[Stored data entries]
━━━━━━━━━━━━━━━━

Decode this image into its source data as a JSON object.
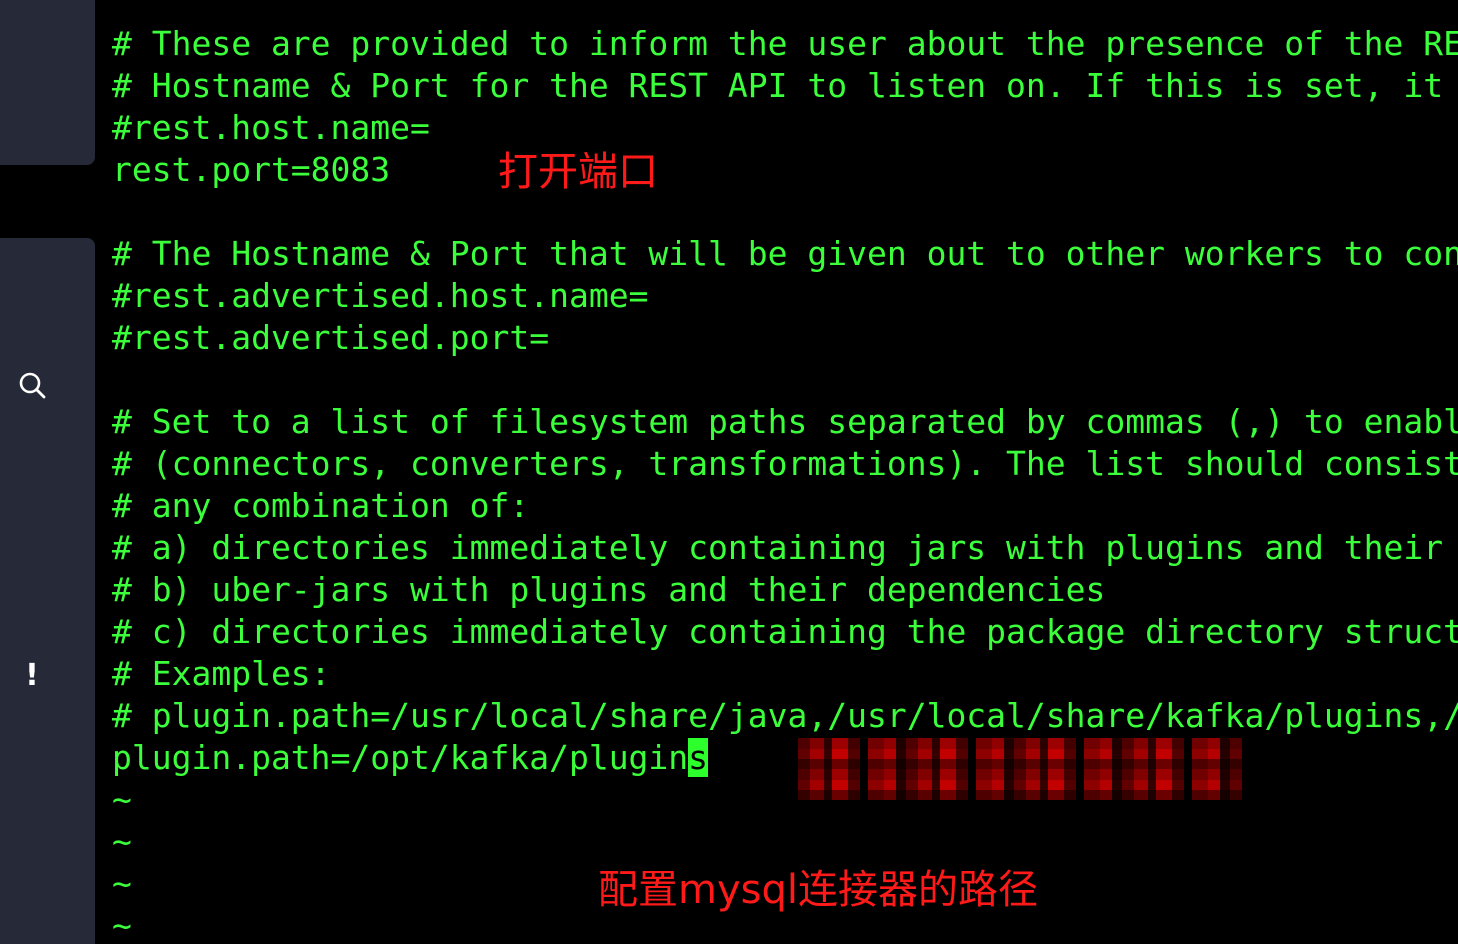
{
  "sidebar": {
    "icons": [
      "search-icon",
      "alert-icon"
    ],
    "alert_glyph": "!"
  },
  "editor": {
    "lines": [
      "# These are provided to inform the user about the presence of the RE",
      "# Hostname & Port for the REST API to listen on. If this is set, it",
      "#rest.host.name=",
      "rest.port=8083",
      "",
      "# The Hostname & Port that will be given out to other workers to con",
      "#rest.advertised.host.name=",
      "#rest.advertised.port=",
      "",
      "# Set to a list of filesystem paths separated by commas (,) to enabl",
      "# (connectors, converters, transformations). The list should consist",
      "# any combination of:",
      "# a) directories immediately containing jars with plugins and their",
      "# b) uber-jars with plugins and their dependencies",
      "# c) directories immediately containing the package directory struct",
      "# Examples:",
      "# plugin.path=/usr/local/share/java,/usr/local/share/kafka/plugins,/",
      "plugin.path=/opt/kafka/plugin",
      "~",
      "~",
      "~",
      "~"
    ],
    "cursor_line_index": 17,
    "cursor_char": "s"
  },
  "annotations": {
    "port": "打开端口",
    "path": "配置mysql连接器的路径"
  },
  "colors": {
    "text": "#3cff3c",
    "cursor": "#2dff2d",
    "annotation": "#ff1a1a",
    "sidebar": "#262a38",
    "background": "#000000"
  }
}
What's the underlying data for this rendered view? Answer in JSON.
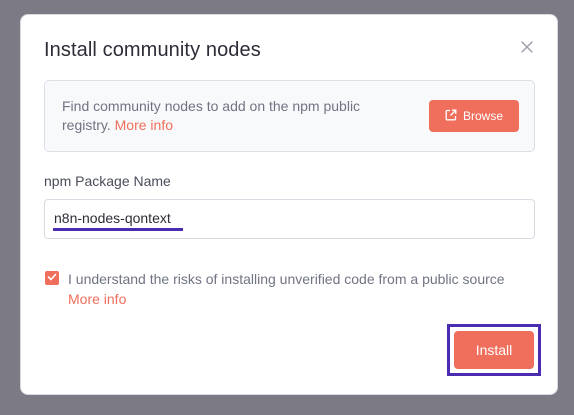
{
  "dialog": {
    "title": "Install community nodes",
    "info": {
      "text": "Find community nodes to add on the npm public registry.",
      "link": "More info",
      "browse_label": "Browse"
    },
    "package_field": {
      "label": "npm Package Name",
      "value": "n8n-nodes-qontext"
    },
    "risk_checkbox": {
      "checked": true,
      "label": "I understand the risks of installing unverified code from a public source",
      "link": "More info"
    },
    "install_label": "Install"
  },
  "colors": {
    "overlay": "#7c7b85",
    "accent": "#ef6f5c",
    "highlight": "#4b2bb0"
  },
  "icons": {
    "close": "close-icon",
    "browse": "external-link-icon",
    "check": "checkmark-icon"
  }
}
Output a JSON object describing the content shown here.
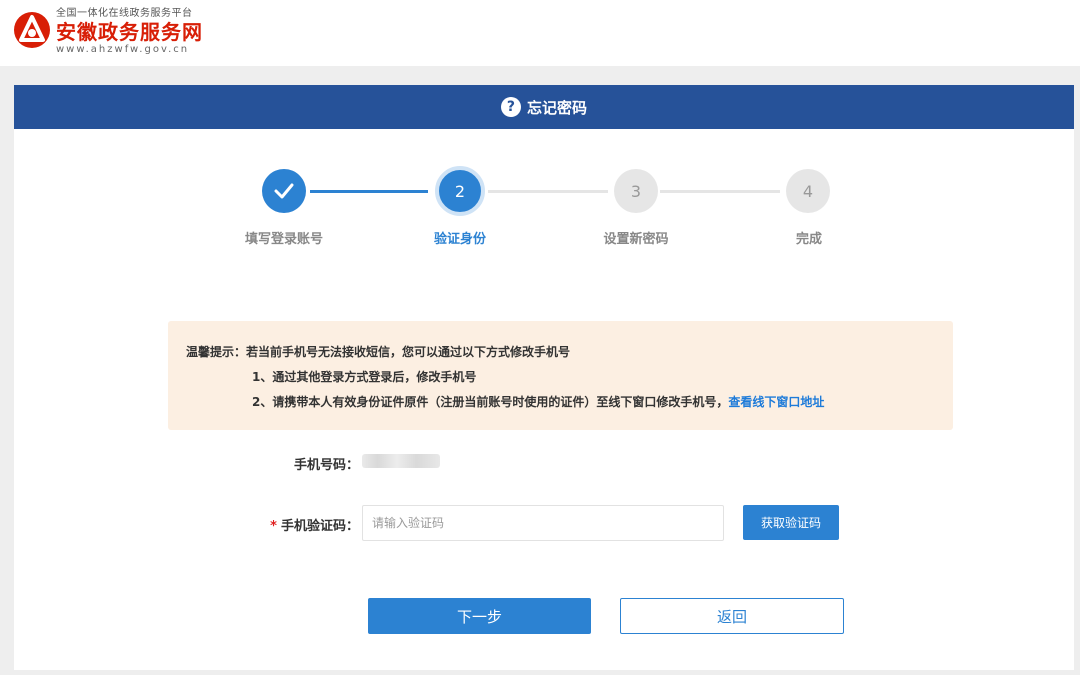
{
  "brand": {
    "tagline": "全国一体化在线政务服务平台",
    "name": "安徽政务服务网",
    "url": "www.ahzwfw.gov.cn",
    "color": "#d81e06"
  },
  "card": {
    "title": "忘记密码",
    "header_color": "#265299"
  },
  "steps": [
    {
      "number": "",
      "label": "填写登录账号",
      "state": "done"
    },
    {
      "number": "2",
      "label": "验证身份",
      "state": "current"
    },
    {
      "number": "3",
      "label": "设置新密码",
      "state": "todo"
    },
    {
      "number": "4",
      "label": "完成",
      "state": "todo"
    }
  ],
  "notice": {
    "line1": "温馨提示：若当前手机号无法接收短信，您可以通过以下方式修改手机号",
    "line2": "1、通过其他登录方式登录后，修改手机号",
    "line3": "2、请携带本人有效身份证件原件（注册当前账号时使用的证件）至线下窗口修改手机号，",
    "link": "查看线下窗口地址"
  },
  "form": {
    "phone_label": "手机号码：",
    "code_required_mark": "*",
    "code_label": "手机验证码：",
    "code_placeholder": "请输入验证码",
    "get_code_button": "获取验证码"
  },
  "actions": {
    "next": "下一步",
    "back": "返回"
  },
  "accent_color": "#2c82d2"
}
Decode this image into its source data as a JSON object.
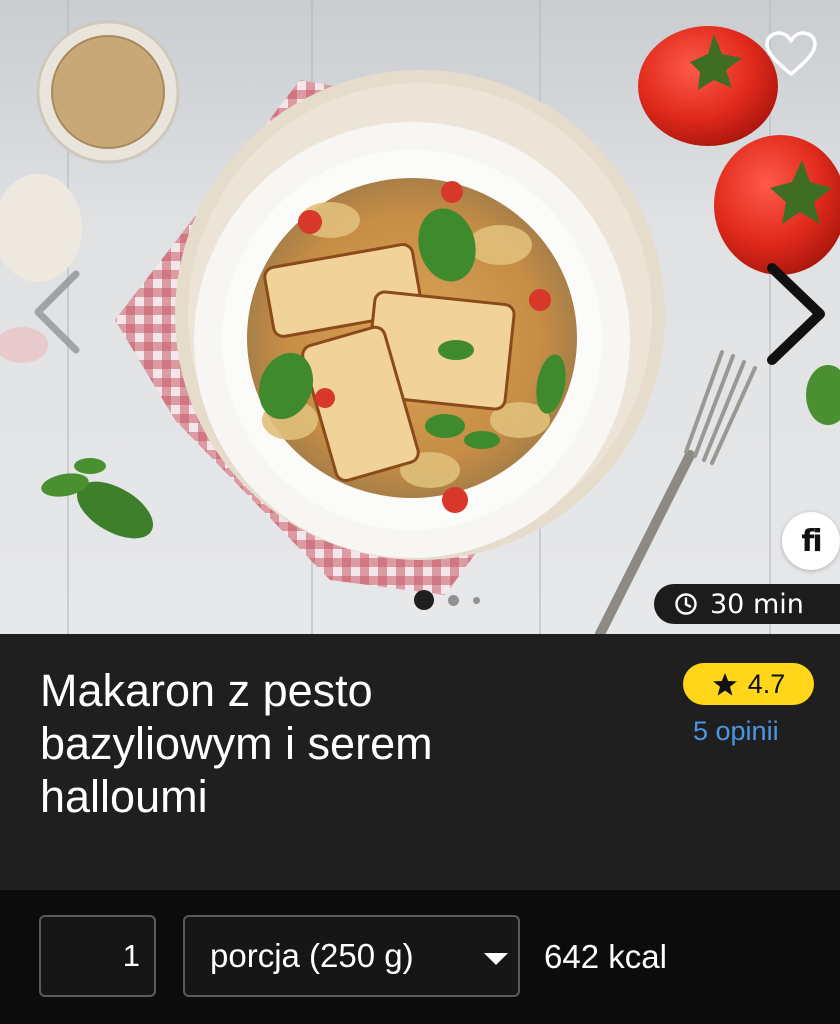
{
  "hero": {
    "time": "30 min",
    "brand_logo_text": "fi",
    "carousel": {
      "total_slides": 3,
      "active_slide": 1
    }
  },
  "recipe": {
    "title": "Makaron z pesto bazyliowym i serem halloumi",
    "rating": "4.7",
    "reviews": "5 opinii"
  },
  "portion": {
    "quantity": "1",
    "unit": "porcja (250 g)",
    "calories": "642 kcal"
  },
  "colors": {
    "rating_badge": "#ffd61a",
    "reviews_link": "#4a97e3",
    "info_background": "#1f1f1f",
    "bottom_background": "#0c0c0c"
  },
  "icons": {
    "favorite": "heart-outline-icon",
    "prev": "chevron-left-icon",
    "next": "chevron-right-icon",
    "time": "clock-icon",
    "rating": "star-icon",
    "dropdown": "caret-down-icon"
  }
}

━━━━━━━━━━━━━━━━

AIM OF THE EXERCISE —
Drop the images and quote the entries word for word.

REPLY TO THE TASK —
Decode this image into its source data as a JSON object.
{
  "sidebar": {
    "icons": [
      "search-icon",
      "alert-icon"
    ],
    "alert_glyph": "!"
  },
  "editor": {
    "lines": [
      "# These are provided to inform the user about the presence of the RE",
      "# Hostname & Port for the REST API to listen on. If this is set, it",
      "#rest.host.name=",
      "rest.port=8083",
      "",
      "# The Hostname & Port that will be given out to other workers to con",
      "#rest.advertised.host.name=",
      "#rest.advertised.port=",
      "",
      "# Set to a list of filesystem paths separated by commas (,) to enabl",
      "# (connectors, converters, transformations). The list should consist",
      "# any combination of:",
      "# a) directories immediately containing jars with plugins and their",
      "# b) uber-jars with plugins and their dependencies",
      "# c) directories immediately containing the package directory struct",
      "# Examples:",
      "# plugin.path=/usr/local/share/java,/usr/local/share/kafka/plugins,/",
      "plugin.path=/opt/kafka/plugin",
      "~",
      "~",
      "~",
      "~"
    ],
    "cursor_line_index": 17,
    "cursor_char": "s"
  },
  "annotations": {
    "port": "打开端口",
    "path": "配置mysql连接器的路径"
  },
  "colors": {
    "text": "#3cff3c",
    "cursor": "#2dff2d",
    "annotation": "#ff1a1a",
    "sidebar": "#262a38",
    "background": "#000000"
  }
}
What's the underlying data for this rendered view? Answer in JSON.
{
  "dialog": {
    "title": "Install community nodes",
    "info": {
      "text": "Find community nodes to add on the npm public registry.",
      "link": "More info",
      "browse_label": "Browse"
    },
    "package_field": {
      "label": "npm Package Name",
      "value": "n8n-nodes-qontext"
    },
    "risk_checkbox": {
      "checked": true,
      "label": "I understand the risks of installing unverified code from a public source",
      "link": "More info"
    },
    "install_label": "Install"
  },
  "colors": {
    "overlay": "#7c7b85",
    "accent": "#ef6f5c",
    "highlight": "#4b2bb0"
  },
  "icons": {
    "close": "close-icon",
    "browse": "external-link-icon",
    "check": "checkmark-icon"
  }
}
Output a JSON object describing the content shown here.
{
  "brand": {
    "tagline": "全国一体化在线政务服务平台",
    "name": "安徽政务服务网",
    "url": "www.ahzwfw.gov.cn",
    "color": "#d81e06"
  },
  "card": {
    "title": "忘记密码",
    "header_color": "#265299"
  },
  "steps": [
    {
      "number": "",
      "label": "填写登录账号",
      "state": "done"
    },
    {
      "number": "2",
      "label": "验证身份",
      "state": "current"
    },
    {
      "number": "3",
      "label": "设置新密码",
      "state": "todo"
    },
    {
      "number": "4",
      "label": "完成",
      "state": "todo"
    }
  ],
  "notice": {
    "line1": "温馨提示：若当前手机号无法接收短信，您可以通过以下方式修改手机号",
    "line2": "1、通过其他登录方式登录后，修改手机号",
    "line3": "2、请携带本人有效身份证件原件（注册当前账号时使用的证件）至线下窗口修改手机号，",
    "link": "查看线下窗口地址"
  },
  "form": {
    "phone_label": "手机号码：",
    "code_required_mark": "*",
    "code_label": "手机验证码：",
    "code_placeholder": "请输入验证码",
    "get_code_button": "获取验证码"
  },
  "actions": {
    "next": "下一步",
    "back": "返回"
  },
  "accent_color": "#2c82d2"
}
Decode this image into its source data as a JSON object.
{
  "hero": {
    "time": "30 min",
    "brand_logo_text": "fi",
    "carousel": {
      "total_slides": 3,
      "active_slide": 1
    }
  },
  "recipe": {
    "title": "Makaron z pesto bazyliowym i serem halloumi",
    "rating": "4.7",
    "reviews": "5 opinii"
  },
  "portion": {
    "quantity": "1",
    "unit": "porcja (250 g)",
    "calories": "642 kcal"
  },
  "colors": {
    "rating_badge": "#ffd61a",
    "reviews_link": "#4a97e3",
    "info_background": "#1f1f1f",
    "bottom_background": "#0c0c0c"
  },
  "icons": {
    "favorite": "heart-outline-icon",
    "prev": "chevron-left-icon",
    "next": "chevron-right-icon",
    "time": "clock-icon",
    "rating": "star-icon",
    "dropdown": "caret-down-icon"
  }
}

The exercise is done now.